What to produce> Your task is to count the lines of the entries below that include the word "JSON" and to give only the resulting number.

Dataset content>
###

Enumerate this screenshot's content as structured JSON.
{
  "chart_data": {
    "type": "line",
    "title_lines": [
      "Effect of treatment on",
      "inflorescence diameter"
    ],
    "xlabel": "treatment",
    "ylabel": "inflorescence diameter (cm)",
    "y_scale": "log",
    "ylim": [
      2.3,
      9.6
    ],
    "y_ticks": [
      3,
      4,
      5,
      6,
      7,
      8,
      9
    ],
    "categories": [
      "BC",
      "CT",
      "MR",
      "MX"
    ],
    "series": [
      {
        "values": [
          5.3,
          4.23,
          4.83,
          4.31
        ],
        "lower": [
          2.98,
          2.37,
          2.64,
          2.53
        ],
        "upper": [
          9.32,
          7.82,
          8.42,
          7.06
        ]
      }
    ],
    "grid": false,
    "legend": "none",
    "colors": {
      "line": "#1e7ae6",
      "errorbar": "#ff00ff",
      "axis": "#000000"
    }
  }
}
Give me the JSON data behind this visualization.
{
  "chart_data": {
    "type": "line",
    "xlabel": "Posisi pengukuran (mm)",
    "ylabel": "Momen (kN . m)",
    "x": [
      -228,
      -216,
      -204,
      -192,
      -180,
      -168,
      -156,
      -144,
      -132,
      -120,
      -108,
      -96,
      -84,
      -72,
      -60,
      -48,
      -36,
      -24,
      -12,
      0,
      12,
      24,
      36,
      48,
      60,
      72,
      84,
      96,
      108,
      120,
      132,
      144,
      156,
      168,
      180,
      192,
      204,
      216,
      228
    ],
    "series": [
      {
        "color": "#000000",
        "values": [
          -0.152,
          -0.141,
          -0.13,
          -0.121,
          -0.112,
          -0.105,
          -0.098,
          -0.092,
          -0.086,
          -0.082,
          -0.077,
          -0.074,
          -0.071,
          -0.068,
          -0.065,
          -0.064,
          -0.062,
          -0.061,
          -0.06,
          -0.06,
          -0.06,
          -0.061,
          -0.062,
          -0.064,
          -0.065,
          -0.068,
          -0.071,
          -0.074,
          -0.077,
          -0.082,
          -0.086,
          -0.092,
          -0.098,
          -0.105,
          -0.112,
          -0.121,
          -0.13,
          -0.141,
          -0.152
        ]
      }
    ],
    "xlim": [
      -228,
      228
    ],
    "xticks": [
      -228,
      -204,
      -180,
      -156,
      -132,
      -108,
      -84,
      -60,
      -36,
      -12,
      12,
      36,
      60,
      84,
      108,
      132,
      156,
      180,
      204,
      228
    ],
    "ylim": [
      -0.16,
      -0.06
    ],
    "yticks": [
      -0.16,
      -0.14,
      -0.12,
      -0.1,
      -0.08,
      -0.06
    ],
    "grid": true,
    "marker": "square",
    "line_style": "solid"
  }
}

###

Response to the exercise> 2